- **Written task**
Read through the records below and copy each line that uses the word "name".

:::

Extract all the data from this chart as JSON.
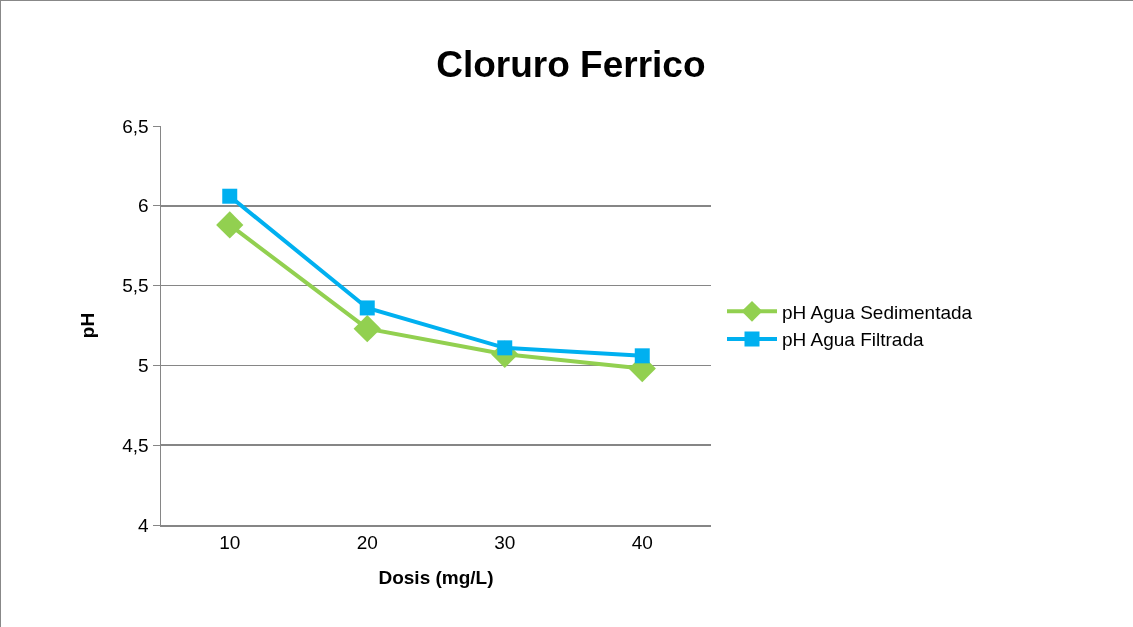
{
  "chart_data": {
    "type": "line",
    "title": "Cloruro Ferrico",
    "xlabel": "Dosis (mg/L)",
    "ylabel": "pH",
    "categories": [
      "10",
      "20",
      "30",
      "40"
    ],
    "series": [
      {
        "name": "pH Agua Sedimentada",
        "color": "#92d050",
        "marker": "diamond",
        "values": [
          5.88,
          5.23,
          5.07,
          4.98
        ]
      },
      {
        "name": "pH Agua Filtrada",
        "color": "#00b0f0",
        "marker": "square",
        "values": [
          6.06,
          5.36,
          5.11,
          5.06
        ]
      }
    ],
    "ylim": [
      4,
      6.5
    ],
    "yticks": [
      {
        "value": 4,
        "label": "4"
      },
      {
        "value": 4.5,
        "label": "4,5"
      },
      {
        "value": 5,
        "label": "5"
      },
      {
        "value": 5.5,
        "label": "5,5"
      },
      {
        "value": 6,
        "label": "6"
      },
      {
        "value": 6.5,
        "label": "6,5"
      }
    ],
    "grid": "y",
    "legend": "right",
    "line_style": "solid"
  }
}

:::

- **Solved problem**
        "name": "pH Agua Sedimentada",
        "name": "pH Agua Filtrada",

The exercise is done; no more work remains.